In the material below, find each line holding the string "text" and copy it.

--- start EXTRACTED ENTRIES ---

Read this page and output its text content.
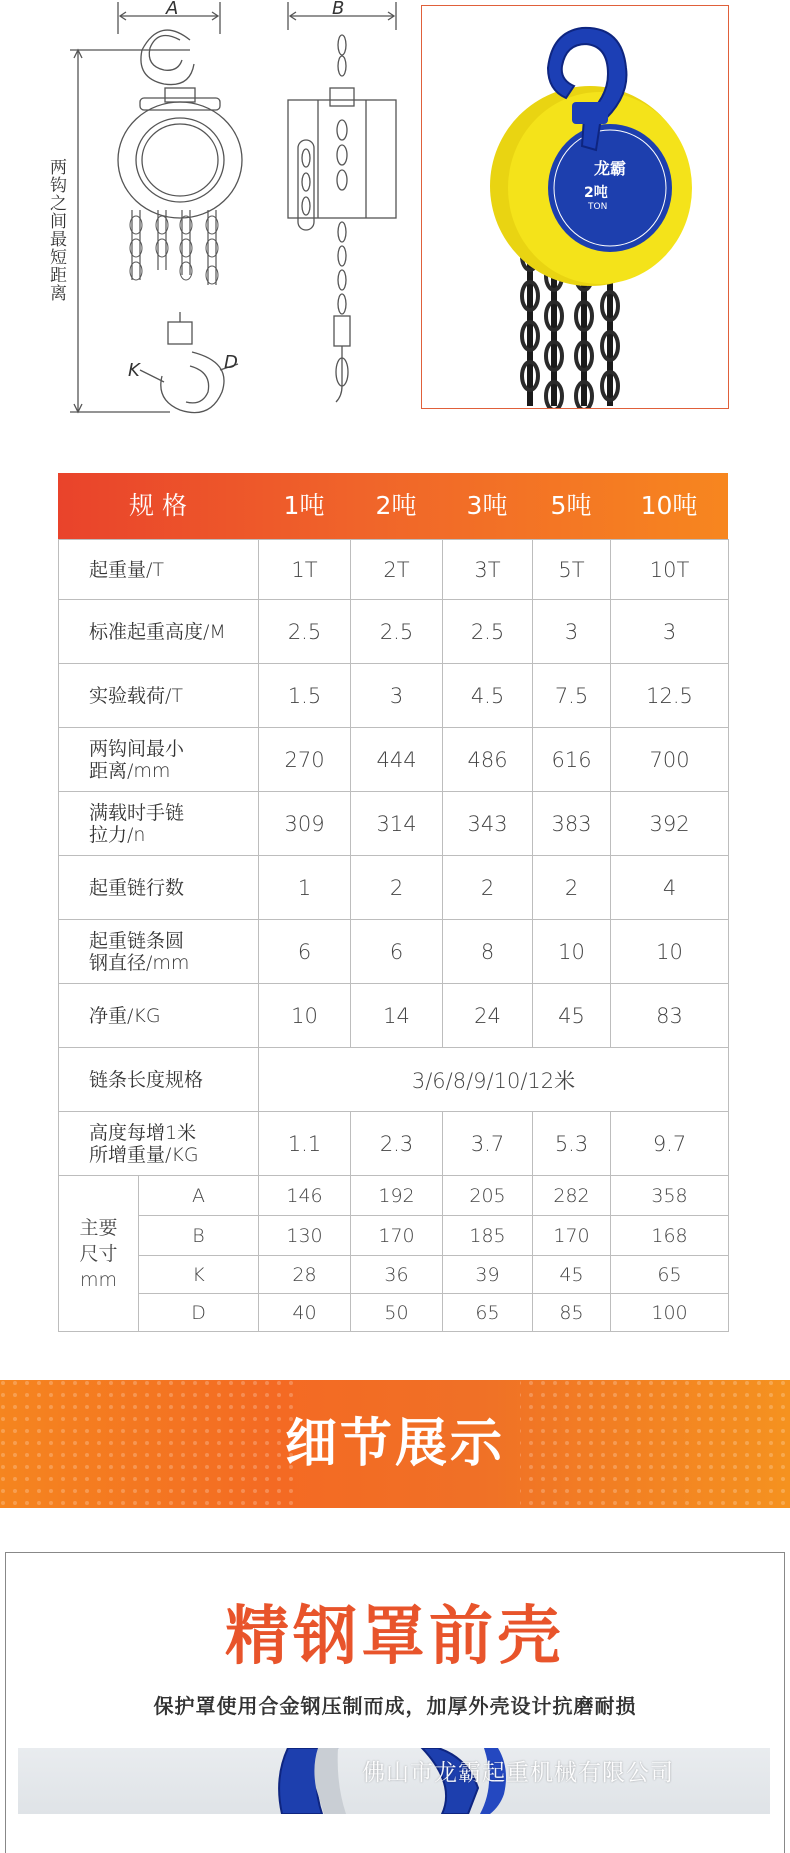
A
K	D
两钩之间最短距离
B
龙霸
2吨
TON
规 格	1吨	2吨	3吨	5吨	10吨
起重量/T		1T	2T	3T	5T	10T
标准起重高度/M		2.5	2.5	2.5	3	3
实验载荷/T		1.5	3	4.5	7.5	12.5
两钩间最小
距离/mm		270	444	486	616	700
满载时手链
拉力/n		309	314	343	383	392
起重链行数		1	2	2	2	4
起重链条圆
钢直径/mm		6	6	8	10	10
净重/KG		10	14	24	45	83
链条长度规格		3/6/8/9/10/12米				
高度每增1米
所增重量/KG		1.1	2.3	3.7	5.3	9.7
主要
尺寸
mm	A	146	192	205	282	358
	B	130	170	185	170	168
	K	28	36	39	45	65
	D	40	50	65	85	100
细节展示
精钢罩前壳
保护罩使用合金钢压制而成，加厚外壳设计抗磨耐损
佛山市龙霸起重机械有限公司
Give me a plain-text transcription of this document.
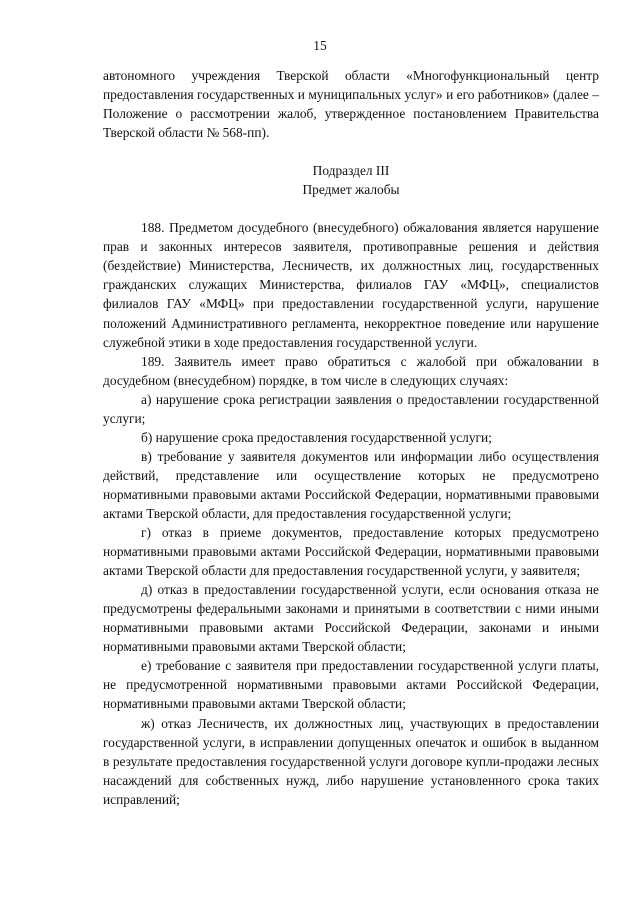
15

автономного учреждения Тверской области «Многофункциональный центр предоставления государственных и муниципальных услуг» и его работников» (далее – Положение о рассмотрении жалоб, утвержденное постановлением Правительства Тверской области № 568-пп).

Подраздел III

Предмет жалобы

188. Предметом досудебного (внесудебного) обжалования является нарушение прав и законных интересов заявителя, противоправные решения и действия (бездействие) Министерства, Лесничеств, их должностных лиц, государственных гражданских служащих Министерства, филиалов ГАУ «МФЦ», специалистов филиалов ГАУ «МФЦ» при предоставлении государственной услуги, нарушение положений Административного регламента, некорректное поведение или нарушение служебной этики в ходе предоставления государственной услуги.

189. Заявитель имеет право обратиться с жалобой при обжаловании в досудебном (внесудебном) порядке, в том числе в следующих случаях:

а) нарушение срока регистрации заявления о предоставлении государственной услуги;

б) нарушение срока предоставления государственной услуги;

в) требование у заявителя документов или информации либо осуществления действий, представление или осуществление которых не предусмотрено нормативными правовыми актами Российской Федерации, нормативными правовыми актами Тверской области, для предоставления государственной услуги;

г) отказ в приеме документов, предоставление которых предусмотрено нормативными правовыми актами Российской Федерации, нормативными правовыми актами Тверской области для предоставления государственной услуги, у заявителя;

д) отказ в предоставлении государственной услуги, если основания отказа не предусмотрены федеральными законами и принятыми в соответствии с ними иными нормативными правовыми актами Российской Федерации, законами и иными нормативными правовыми актами Тверской области;

е) требование с заявителя при предоставлении государственной услуги платы, не предусмотренной нормативными правовыми актами Российской Федерации, нормативными правовыми актами Тверской области;

ж) отказ Лесничеств, их должностных лиц, участвующих в предоставлении государственной услуги, в исправлении допущенных опечаток и ошибок в выданном в результате предоставления государственной услуги договоре купли-продажи лесных насаждений для собственных нужд, либо нарушение установленного срока таких исправлений;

--- end EXTRACTED ENTRIES ---

THE REPLY:
Read this page and output its text content.
Give me a plain-text transcription of this document.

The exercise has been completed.